■ Exercise goal ■
Gather every line from the entries below that includes "Futures".

_ _ _ _

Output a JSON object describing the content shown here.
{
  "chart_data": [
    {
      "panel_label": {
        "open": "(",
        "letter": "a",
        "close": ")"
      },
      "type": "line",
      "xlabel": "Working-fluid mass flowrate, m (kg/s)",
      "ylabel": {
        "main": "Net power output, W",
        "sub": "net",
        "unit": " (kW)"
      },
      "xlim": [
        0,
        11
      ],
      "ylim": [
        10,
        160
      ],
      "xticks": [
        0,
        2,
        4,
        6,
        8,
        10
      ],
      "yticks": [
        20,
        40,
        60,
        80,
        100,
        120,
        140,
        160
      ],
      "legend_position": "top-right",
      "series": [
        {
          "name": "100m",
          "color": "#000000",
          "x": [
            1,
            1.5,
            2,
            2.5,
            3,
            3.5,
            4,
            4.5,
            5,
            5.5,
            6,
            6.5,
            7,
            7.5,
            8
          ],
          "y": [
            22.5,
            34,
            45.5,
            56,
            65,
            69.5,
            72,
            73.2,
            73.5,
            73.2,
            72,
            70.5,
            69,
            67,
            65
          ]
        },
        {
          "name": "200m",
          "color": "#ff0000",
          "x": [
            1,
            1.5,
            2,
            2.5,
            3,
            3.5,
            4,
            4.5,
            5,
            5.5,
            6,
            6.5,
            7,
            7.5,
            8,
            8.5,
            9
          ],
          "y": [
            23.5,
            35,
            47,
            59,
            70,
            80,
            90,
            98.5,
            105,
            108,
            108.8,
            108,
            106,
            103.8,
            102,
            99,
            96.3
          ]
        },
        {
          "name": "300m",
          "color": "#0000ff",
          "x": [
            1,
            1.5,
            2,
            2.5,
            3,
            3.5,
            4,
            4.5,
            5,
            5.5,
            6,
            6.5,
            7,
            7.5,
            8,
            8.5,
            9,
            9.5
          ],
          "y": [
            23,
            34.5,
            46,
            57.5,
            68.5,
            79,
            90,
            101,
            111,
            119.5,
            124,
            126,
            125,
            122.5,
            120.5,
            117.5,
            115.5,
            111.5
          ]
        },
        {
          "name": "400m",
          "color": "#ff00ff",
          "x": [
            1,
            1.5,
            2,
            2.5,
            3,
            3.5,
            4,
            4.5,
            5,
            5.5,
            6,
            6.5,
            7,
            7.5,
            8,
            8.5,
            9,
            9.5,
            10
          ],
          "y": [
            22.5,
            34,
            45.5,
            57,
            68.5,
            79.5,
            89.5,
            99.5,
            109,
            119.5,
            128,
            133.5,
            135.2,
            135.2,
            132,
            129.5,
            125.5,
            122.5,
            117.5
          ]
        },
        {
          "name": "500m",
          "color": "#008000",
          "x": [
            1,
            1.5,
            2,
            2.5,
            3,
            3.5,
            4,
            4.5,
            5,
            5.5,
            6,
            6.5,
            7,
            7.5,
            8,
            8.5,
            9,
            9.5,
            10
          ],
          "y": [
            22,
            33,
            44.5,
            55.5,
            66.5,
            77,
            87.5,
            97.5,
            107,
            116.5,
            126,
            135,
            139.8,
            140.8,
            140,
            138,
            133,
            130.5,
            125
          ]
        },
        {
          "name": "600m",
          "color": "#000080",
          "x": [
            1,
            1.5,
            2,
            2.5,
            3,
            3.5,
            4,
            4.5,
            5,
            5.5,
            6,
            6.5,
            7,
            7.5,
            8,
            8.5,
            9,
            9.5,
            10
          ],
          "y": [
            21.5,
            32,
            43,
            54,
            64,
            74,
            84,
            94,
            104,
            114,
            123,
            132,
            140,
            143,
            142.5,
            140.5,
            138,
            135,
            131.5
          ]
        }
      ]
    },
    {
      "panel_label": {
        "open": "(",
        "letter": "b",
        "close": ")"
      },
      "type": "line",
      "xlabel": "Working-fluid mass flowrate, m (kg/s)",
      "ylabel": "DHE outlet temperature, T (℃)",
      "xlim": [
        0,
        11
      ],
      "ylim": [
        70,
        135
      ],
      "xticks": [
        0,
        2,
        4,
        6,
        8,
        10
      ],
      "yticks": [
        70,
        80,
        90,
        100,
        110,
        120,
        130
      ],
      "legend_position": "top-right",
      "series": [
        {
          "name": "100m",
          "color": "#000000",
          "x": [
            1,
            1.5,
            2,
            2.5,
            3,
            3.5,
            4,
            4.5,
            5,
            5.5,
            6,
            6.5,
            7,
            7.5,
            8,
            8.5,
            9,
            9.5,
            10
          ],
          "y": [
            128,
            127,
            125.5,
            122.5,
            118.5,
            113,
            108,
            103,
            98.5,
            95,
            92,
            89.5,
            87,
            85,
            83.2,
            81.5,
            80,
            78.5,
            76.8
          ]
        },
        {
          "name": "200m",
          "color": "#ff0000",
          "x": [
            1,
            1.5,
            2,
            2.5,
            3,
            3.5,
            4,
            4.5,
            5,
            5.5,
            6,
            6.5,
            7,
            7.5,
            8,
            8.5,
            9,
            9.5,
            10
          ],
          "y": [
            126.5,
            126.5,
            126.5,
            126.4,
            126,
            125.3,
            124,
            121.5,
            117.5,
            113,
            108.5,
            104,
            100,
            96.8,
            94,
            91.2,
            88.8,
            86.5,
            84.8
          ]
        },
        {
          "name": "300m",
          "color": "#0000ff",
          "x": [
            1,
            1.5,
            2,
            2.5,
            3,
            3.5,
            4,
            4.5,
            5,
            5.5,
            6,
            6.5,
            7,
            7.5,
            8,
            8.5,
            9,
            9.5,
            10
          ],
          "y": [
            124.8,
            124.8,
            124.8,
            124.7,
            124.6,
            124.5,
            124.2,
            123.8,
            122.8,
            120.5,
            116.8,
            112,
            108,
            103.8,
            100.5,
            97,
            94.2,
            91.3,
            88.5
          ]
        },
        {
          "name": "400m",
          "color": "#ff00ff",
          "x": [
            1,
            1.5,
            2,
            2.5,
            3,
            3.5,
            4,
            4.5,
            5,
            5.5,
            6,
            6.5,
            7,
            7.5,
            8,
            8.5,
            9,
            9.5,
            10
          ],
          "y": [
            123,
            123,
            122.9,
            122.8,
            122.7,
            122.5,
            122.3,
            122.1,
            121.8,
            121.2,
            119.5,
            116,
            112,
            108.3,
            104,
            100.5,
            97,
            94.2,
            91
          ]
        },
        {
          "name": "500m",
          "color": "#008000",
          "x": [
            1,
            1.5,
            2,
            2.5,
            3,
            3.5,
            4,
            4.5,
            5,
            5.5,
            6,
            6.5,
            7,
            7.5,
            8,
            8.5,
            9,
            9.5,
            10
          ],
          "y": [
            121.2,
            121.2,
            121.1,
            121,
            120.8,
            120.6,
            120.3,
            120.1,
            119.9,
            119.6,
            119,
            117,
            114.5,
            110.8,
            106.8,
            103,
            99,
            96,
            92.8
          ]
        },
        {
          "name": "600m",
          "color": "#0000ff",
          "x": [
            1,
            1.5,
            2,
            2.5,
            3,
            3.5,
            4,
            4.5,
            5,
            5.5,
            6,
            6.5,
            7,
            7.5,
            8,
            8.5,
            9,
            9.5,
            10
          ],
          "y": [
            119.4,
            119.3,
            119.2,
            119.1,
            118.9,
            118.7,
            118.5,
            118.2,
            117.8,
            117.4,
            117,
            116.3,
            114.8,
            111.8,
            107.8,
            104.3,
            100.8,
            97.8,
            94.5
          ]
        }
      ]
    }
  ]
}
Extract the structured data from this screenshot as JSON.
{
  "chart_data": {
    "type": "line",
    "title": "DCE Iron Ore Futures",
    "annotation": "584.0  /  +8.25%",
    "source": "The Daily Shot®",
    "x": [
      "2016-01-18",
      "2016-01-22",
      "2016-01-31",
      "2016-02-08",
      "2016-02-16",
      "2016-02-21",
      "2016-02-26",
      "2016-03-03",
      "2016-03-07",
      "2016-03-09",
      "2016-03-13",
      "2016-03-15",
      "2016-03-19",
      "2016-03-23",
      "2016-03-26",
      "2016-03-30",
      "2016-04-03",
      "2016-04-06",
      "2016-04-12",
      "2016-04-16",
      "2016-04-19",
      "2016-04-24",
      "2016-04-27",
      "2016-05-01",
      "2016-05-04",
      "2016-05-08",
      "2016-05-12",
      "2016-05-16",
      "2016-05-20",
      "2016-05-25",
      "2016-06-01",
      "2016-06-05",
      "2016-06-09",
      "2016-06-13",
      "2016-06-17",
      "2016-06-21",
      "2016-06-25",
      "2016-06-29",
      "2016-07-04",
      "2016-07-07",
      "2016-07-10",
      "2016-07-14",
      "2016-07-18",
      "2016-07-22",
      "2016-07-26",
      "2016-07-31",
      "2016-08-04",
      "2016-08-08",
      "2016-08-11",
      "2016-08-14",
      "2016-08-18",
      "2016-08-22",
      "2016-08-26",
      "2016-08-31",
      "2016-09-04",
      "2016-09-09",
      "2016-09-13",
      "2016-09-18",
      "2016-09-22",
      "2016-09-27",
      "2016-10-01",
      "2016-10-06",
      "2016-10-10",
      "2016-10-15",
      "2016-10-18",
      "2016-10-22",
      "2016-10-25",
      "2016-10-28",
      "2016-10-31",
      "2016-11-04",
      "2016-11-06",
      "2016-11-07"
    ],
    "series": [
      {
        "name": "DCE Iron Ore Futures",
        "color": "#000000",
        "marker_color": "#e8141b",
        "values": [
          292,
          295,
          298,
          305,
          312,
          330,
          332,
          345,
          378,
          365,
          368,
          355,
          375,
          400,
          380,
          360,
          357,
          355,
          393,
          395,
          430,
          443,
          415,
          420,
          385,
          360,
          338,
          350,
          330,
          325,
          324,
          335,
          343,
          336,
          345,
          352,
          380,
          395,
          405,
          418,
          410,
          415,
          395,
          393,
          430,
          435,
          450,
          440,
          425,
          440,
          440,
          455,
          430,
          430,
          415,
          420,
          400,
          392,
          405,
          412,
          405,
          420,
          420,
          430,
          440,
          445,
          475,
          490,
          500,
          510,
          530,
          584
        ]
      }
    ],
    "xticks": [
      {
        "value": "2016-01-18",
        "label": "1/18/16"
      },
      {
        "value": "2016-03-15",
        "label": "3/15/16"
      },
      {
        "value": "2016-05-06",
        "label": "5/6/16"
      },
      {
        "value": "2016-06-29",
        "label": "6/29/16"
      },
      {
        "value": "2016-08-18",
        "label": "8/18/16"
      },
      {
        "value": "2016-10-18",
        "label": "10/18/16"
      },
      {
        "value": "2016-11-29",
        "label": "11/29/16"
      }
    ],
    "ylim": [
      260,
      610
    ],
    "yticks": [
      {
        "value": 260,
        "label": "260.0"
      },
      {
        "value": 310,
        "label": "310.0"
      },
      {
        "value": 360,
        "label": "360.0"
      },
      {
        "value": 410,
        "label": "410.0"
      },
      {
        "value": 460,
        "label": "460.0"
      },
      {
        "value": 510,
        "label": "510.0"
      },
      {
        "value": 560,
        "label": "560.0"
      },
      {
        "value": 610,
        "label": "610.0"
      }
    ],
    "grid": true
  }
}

_ _ _ _

■ Answer for the task ■
    "title": "DCE Iron Ore Futures",
        "name": "DCE Iron Ore Futures",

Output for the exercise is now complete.